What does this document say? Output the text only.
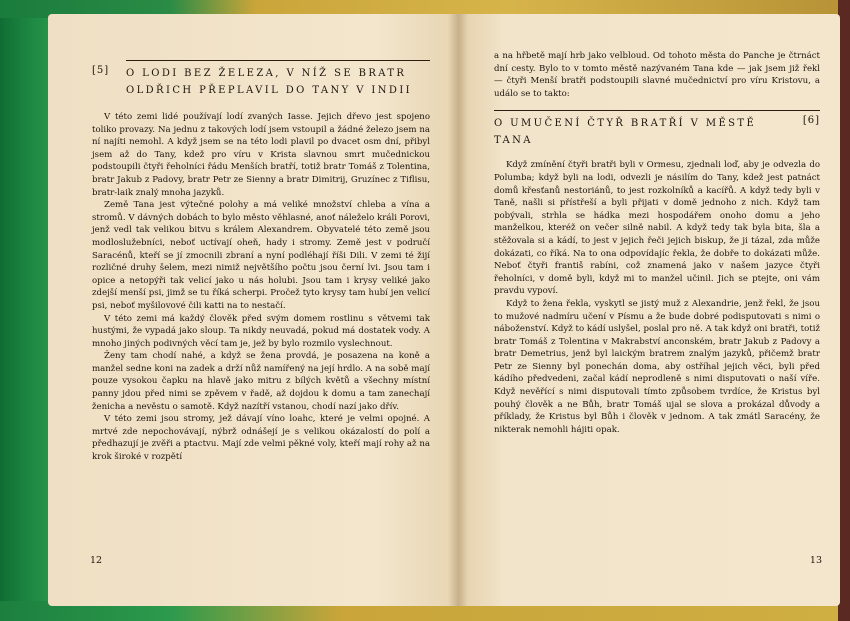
[5]	O LODI BEZ ŽELEZA, V NÍŽ SE BRATR OLDŘICH PŘEPLAVIL DO TANY V INDII

V této zemi lidé používají lodí zvaných Iasse. Jejich dřevo jest spojeno toliko provazy. Na jednu z takových lodí jsem vstoupil a žádné železo jsem na ní najíti nemohl. A když jsem se na této lodi plavil po dvacet osm dní, přibyl jsem až do Tany, kdež pro víru v Krista slavnou smrt mučednickou podstoupili čtyři řeholníci řádu Menších bratří, totiž bratr Tomáš z Tolentina, bratr Jakub z Padovy, bratr Petr ze Sienny a bratr Dimitrij, Gruzínec z Tiflisu, bratr-laik znalý mnoha jazyků.

Země Tana jest výtečné polohy a má veliké množství chleba a vína a stromů. V dávných dobách to bylo město věhlasné, anoť náleželo králi Porovi, jenž vedl tak velikou bitvu s králem Alexandrem. Obyvatelé této země jsou modloslužebníci, neboť uctívají oheň, hady i stromy. Země jest v područí Saracénů, kteří se jí zmocnili zbraní a nyní podléhají říši Dili. V zemi té žijí rozličné druhy šelem, mezi nimiž největšího počtu jsou černí lvi. Jsou tam i opice a netopýři tak velicí jako u nás holubi. Jsou tam i krysy veliké jako zdejší menší psi, jimž se tu říká scherpi. Pročež tyto krysy tam hubí jen velicí psi, neboť myšilovové čili katti na to nestačí.

V této zemi má každý člověk před svým domem rostlinu s větvemi tak hustými, že vypadá jako sloup. Ta nikdy neuvadá, pokud má dostatek vody. A mnoho jiných podivných věcí tam je, jež by bylo rozmilo vyslechnout.

Ženy tam chodí nahé, a když se žena provdá, je posazena na koně a manžel sedne koni na zadek a drží nůž namířený na její hrdlo. A na sobě mají pouze vysokou čapku na hlavě jako mitru z bílých květů a všechny místní panny jdou před nimi se zpěvem v řadě, až dojdou k domu a tam zanechají ženicha a nevěstu o samotě. Když nazítří vstanou, chodí nazí jako dřív.

V této zemi jsou stromy, jež dávají víno loahc, které je velmi opojné. A mrtvé zde nepochovávají, nýbrž odnášejí je s velikou okázalostí do polí a předhazují je zvěři a ptactvu. Mají zde velmi pěkné voly, kteří mají rohy až na krok široké v rozpětí

12

a na hřbetě mají hrb jako velbloud. Od tohoto města do Panche je čtrnáct dní cesty. Bylo to v tomto městě nazývaném Tana kde — jak jsem již řekl — čtyři Menší bratři podstoupili slavné mučednictví pro víru Kristovu, a událo se to takto:

O UMUČENÍ ČTYŘ BRATŘÍ V MĚSTĚ TANA
[6]

Když zmínění čtyři bratři byli v Ormesu, zjednali loď, aby je odvezla do Polumba; když byli na lodi, odvezli je násilím do Tany, kdež jest patnáct domů křesťanů nestoriánů, to jest rozkolníků a kacířů. A když tedy byli v Taně, našli si přístřeší a byli přijati v domě jednoho z nich. Když tam pobývali, strhla se hádka mezi hospodářem onoho domu a jeho manželkou, kteréž on večer silně nabil. A když tedy tak byla bita, šla a stěžovala si a kádí, to jest v jejich řeči jejich biskup, že ji tázal, zda může dokázati, co říká. Na to ona odpovídajíc řekla, že dobře to dokázati může. Neboť čtyři františ rabíni, což znamená jako v našem jazyce čtyři řeholníci, v domě byli, když mi to manžel učinil. Jich se ptejte, oni vám pravdu vypoví.

Když to žena řekla, vyskytl se jistý muž z Alexandrie, jenž řekl, že jsou to mužové nadmíru učení v Písmu a že bude dobré podisputovati s nimi o náboženství. Když to kádí uslyšel, poslal pro ně. A tak když oni bratři, totiž bratr Tomáš z Tolentina v Makrabství anconském, bratr Jakub z Padovy a bratr Demetrius, jenž byl laickým bratrem znalým jazyků, přičemž bratr Petr ze Sienny byl ponechán doma, aby ostříhal jejich věci, byli před kádího předvedeni, začal kádí neprodleně s nimi disputovati o naší víře. Když nevěřící s nimi disputovali tímto způsobem tvrdíce, že Kristus byl pouhý člověk a ne Bůh, bratr Tomáš ujal se slova a prokázal důvody a příklady, že Kristus byl Bůh i člověk v jednom. A tak zmátl Saracény, že nikterak nemohli hájiti opak.

13
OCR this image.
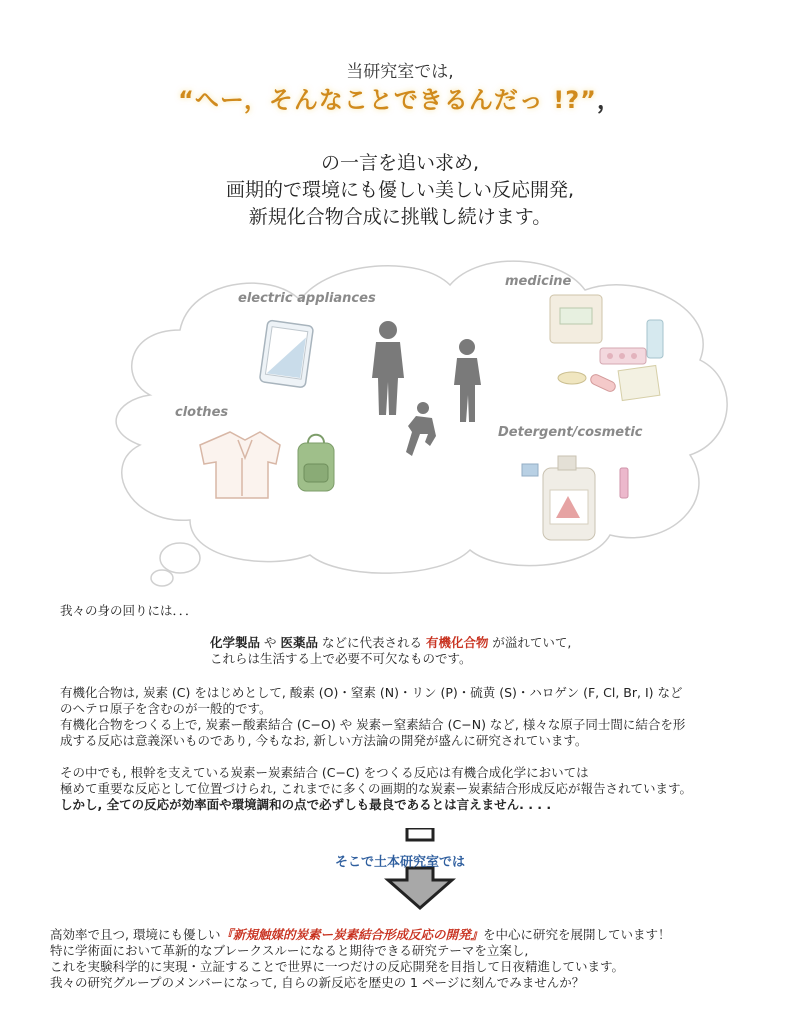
当研究室では,
“へー，そんなことできるんだっ !?”，
の一言を追い求め,
画期的で環境にも優しい美しい反応開発,
新規化合物合成に挑戦し続けます。
electric appliances
medicine
clothes
Detergent/cosmetic
我々の身の回りには．．．
化学製品 や 医薬品 などに代表される 有機化合物 が溢れていて,
これらは生活する上で必要不可欠なものです。
有機化合物は, 炭素 (C) をはじめとして, 酸素 (O)・窒素 (N)・リン (P)・硫黄 (S)・ハロゲン (F, Cl, Br, I) など
のヘテロ原子を含むのが一般的です。
有機化合物をつくる上で, 炭素ー酸素結合 (C−O) や 炭素ー窒素結合 (C−N) など, 様々な原子同士間に結合を形
成する反応は意義深いものであり, 今もなお, 新しい方法論の開発が盛んに研究されています。
その中でも, 根幹を支えている炭素ー炭素結合 (C−C) をつくる反応は有機合成化学においては
極めて重要な反応として位置づけられ, これまでに多くの画期的な炭素ー炭素結合形成反応が報告されています。
しかし, 全ての反応が効率面や環境調和の点で必ずしも最良であるとは言えません. . . .
そこで土本研究室では
高効率で且つ, 環境にも優しい『新規触媒的炭素ー炭素結合形成反応の開発』を中心に研究を展開しています！
特に学術面において革新的なブレークスルーになると期待できる研究テーマを立案し,
これを実験科学的に実現・立証することで世界に一つだけの反応開発を目指して日夜精進しています。
我々の研究グループのメンバーになって, 自らの新反応を歴史の 1 ページに刻んでみませんか？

● ● ● ● ●

TASK TO COMPLETE: Write the full listing out again with every line unchanged, but include no pictures.

RESPONSE FOR THIS EXERCISE:
What does this document say? Output the text only.
[5]	O LODI BEZ ŽELEZA, V NÍŽ SE BRATR OLDŘICH PŘEPLAVIL DO TANY V INDII

V této zemi lidé používají lodí zvaných Iasse. Jejich dřevo jest spojeno toliko provazy. Na jednu z takových lodí jsem vstoupil a žádné železo jsem na ní najíti nemohl. A když jsem se na této lodi plavil po dvacet osm dní, přibyl jsem až do Tany, kdež pro víru v Krista slavnou smrt mučednickou podstoupili čtyři řeholníci řádu Menších bratří, totiž bratr Tomáš z Tolentina, bratr Jakub z Padovy, bratr Petr ze Sienny a bratr Dimitrij, Gruzínec z Tiflisu, bratr-laik znalý mnoha jazyků.

Země Tana jest výtečné polohy a má veliké množství chleba a vína a stromů. V dávných dobách to bylo město věhlasné, anoť náleželo králi Porovi, jenž vedl tak velikou bitvu s králem Alexandrem. Obyvatelé této země jsou modloslužebníci, neboť uctívají oheň, hady i stromy. Země jest v područí Saracénů, kteří se jí zmocnili zbraní a nyní podléhají říši Dili. V zemi té žijí rozličné druhy šelem, mezi nimiž největšího počtu jsou černí lvi. Jsou tam i opice a netopýři tak velicí jako u nás holubi. Jsou tam i krysy veliké jako zdejší menší psi, jimž se tu říká scherpi. Pročež tyto krysy tam hubí jen velicí psi, neboť myšilovové čili katti na to nestačí.

V této zemi má každý člověk před svým domem rostlinu s větvemi tak hustými, že vypadá jako sloup. Ta nikdy neuvadá, pokud má dostatek vody. A mnoho jiných podivných věcí tam je, jež by bylo rozmilo vyslechnout.

Ženy tam chodí nahé, a když se žena provdá, je posazena na koně a manžel sedne koni na zadek a drží nůž namířený na její hrdlo. A na sobě mají pouze vysokou čapku na hlavě jako mitru z bílých květů a všechny místní panny jdou před nimi se zpěvem v řadě, až dojdou k domu a tam zanechají ženicha a nevěstu o samotě. Když nazítří vstanou, chodí nazí jako dřív.

V této zemi jsou stromy, jež dávají víno loahc, které je velmi opojné. A mrtvé zde nepochovávají, nýbrž odnášejí je s velikou okázalostí do polí a předhazují je zvěři a ptactvu. Mají zde velmi pěkné voly, kteří mají rohy až na krok široké v rozpětí

12

a na hřbetě mají hrb jako velbloud. Od tohoto města do Panche je čtrnáct dní cesty. Bylo to v tomto městě nazývaném Tana kde — jak jsem již řekl — čtyři Menší bratři podstoupili slavné mučednictví pro víru Kristovu, a událo se to takto:

O UMUČENÍ ČTYŘ BRATŘÍ V MĚSTĚ TANA
[6]

Když zmínění čtyři bratři byli v Ormesu, zjednali loď, aby je odvezla do Polumba; když byli na lodi, odvezli je násilím do Tany, kdež jest patnáct domů křesťanů nestoriánů, to jest rozkolníků a kacířů. A když tedy byli v Taně, našli si přístřeší a byli přijati v domě jednoho z nich. Když tam pobývali, strhla se hádka mezi hospodářem onoho domu a jeho manželkou, kteréž on večer silně nabil. A když tedy tak byla bita, šla a stěžovala si a kádí, to jest v jejich řeči jejich biskup, že ji tázal, zda může dokázati, co říká. Na to ona odpovídajíc řekla, že dobře to dokázati může. Neboť čtyři františ rabíni, což znamená jako v našem jazyce čtyři řeholníci, v domě byli, když mi to manžel učinil. Jich se ptejte, oni vám pravdu vypoví.

Když to žena řekla, vyskytl se jistý muž z Alexandrie, jenž řekl, že jsou to mužové nadmíru učení v Písmu a že bude dobré podisputovati s nimi o náboženství. Když to kádí uslyšel, poslal pro ně. A tak když oni bratři, totiž bratr Tomáš z Tolentina v Makrabství anconském, bratr Jakub z Padovy a bratr Demetrius, jenž byl laickým bratrem znalým jazyků, přičemž bratr Petr ze Sienny byl ponechán doma, aby ostříhal jejich věci, byli před kádího předvedeni, začal kádí neprodleně s nimi disputovati o naší víře. Když nevěřící s nimi disputovali tímto způsobem tvrdíce, že Kristus byl pouhý člověk a ne Bůh, bratr Tomáš ujal se slova a prokázal důvody a příklady, že Kristus byl Bůh i člověk v jednom. A tak zmátl Saracény, že nikterak nemohli hájiti opak.

13
OCR this image.
当研究室では,
“へー，そんなことできるんだっ !?”，
の一言を追い求め,
画期的で環境にも優しい美しい反応開発,
新規化合物合成に挑戦し続けます。
electric appliances
medicine
clothes
Detergent/cosmetic
我々の身の回りには．．．
化学製品 や 医薬品 などに代表される 有機化合物 が溢れていて,
これらは生活する上で必要不可欠なものです。
有機化合物は, 炭素 (C) をはじめとして, 酸素 (O)・窒素 (N)・リン (P)・硫黄 (S)・ハロゲン (F, Cl, Br, I) など
のヘテロ原子を含むのが一般的です。
有機化合物をつくる上で, 炭素ー酸素結合 (C−O) や 炭素ー窒素結合 (C−N) など, 様々な原子同士間に結合を形
成する反応は意義深いものであり, 今もなお, 新しい方法論の開発が盛んに研究されています。
その中でも, 根幹を支えている炭素ー炭素結合 (C−C) をつくる反応は有機合成化学においては
極めて重要な反応として位置づけられ, これまでに多くの画期的な炭素ー炭素結合形成反応が報告されています。
しかし, 全ての反応が効率面や環境調和の点で必ずしも最良であるとは言えません. . . .
そこで土本研究室では
高効率で且つ, 環境にも優しい『新規触媒的炭素ー炭素結合形成反応の開発』を中心に研究を展開しています！
特に学術面において革新的なブレークスルーになると期待できる研究テーマを立案し,
これを実験科学的に実現・立証することで世界に一つだけの反応開発を目指して日夜精進しています。
我々の研究グループのメンバーになって, 自らの新反応を歴史の 1 ページに刻んでみませんか？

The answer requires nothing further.